┌─ AVAILABLE DATA

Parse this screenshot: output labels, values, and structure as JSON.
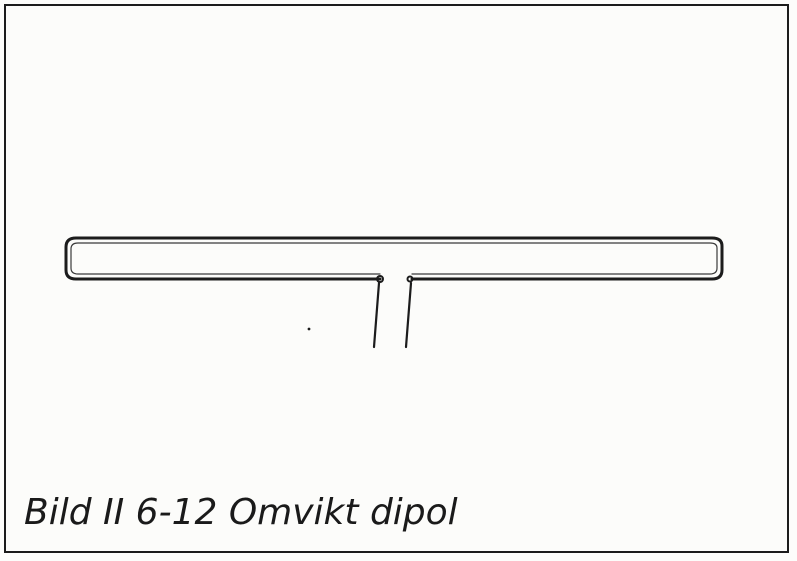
{
  "figure": {
    "caption": "Bild II 6-12  Omvikt dipol",
    "colors": {
      "ink": "#1c1c1c",
      "paper": "#fcfcfa"
    }
  }
}
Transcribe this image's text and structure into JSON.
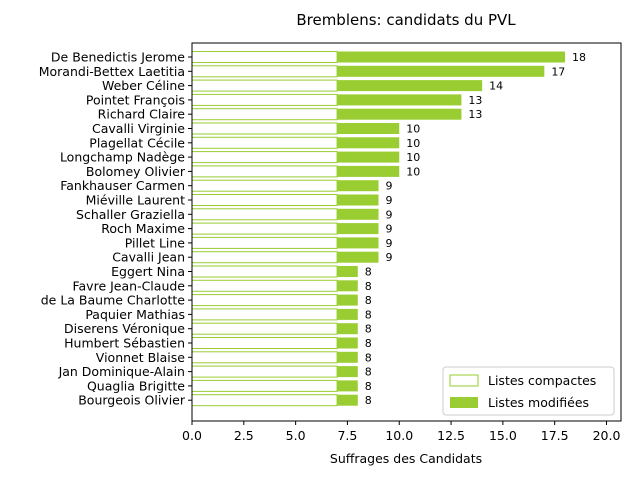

└─

PROBLEM STATEMENT: Without the pictures, repeat all the records word for word.

FINISHED EXERCISE:
Parse this screenshot: output labels, values, and structure as JSON.
{
  "figure": {
    "caption": "Bild II 6-12  Omvikt dipol",
    "colors": {
      "ink": "#1c1c1c",
      "paper": "#fcfcfa"
    }
  }
}
Transcribe this image's text and structure into JSON.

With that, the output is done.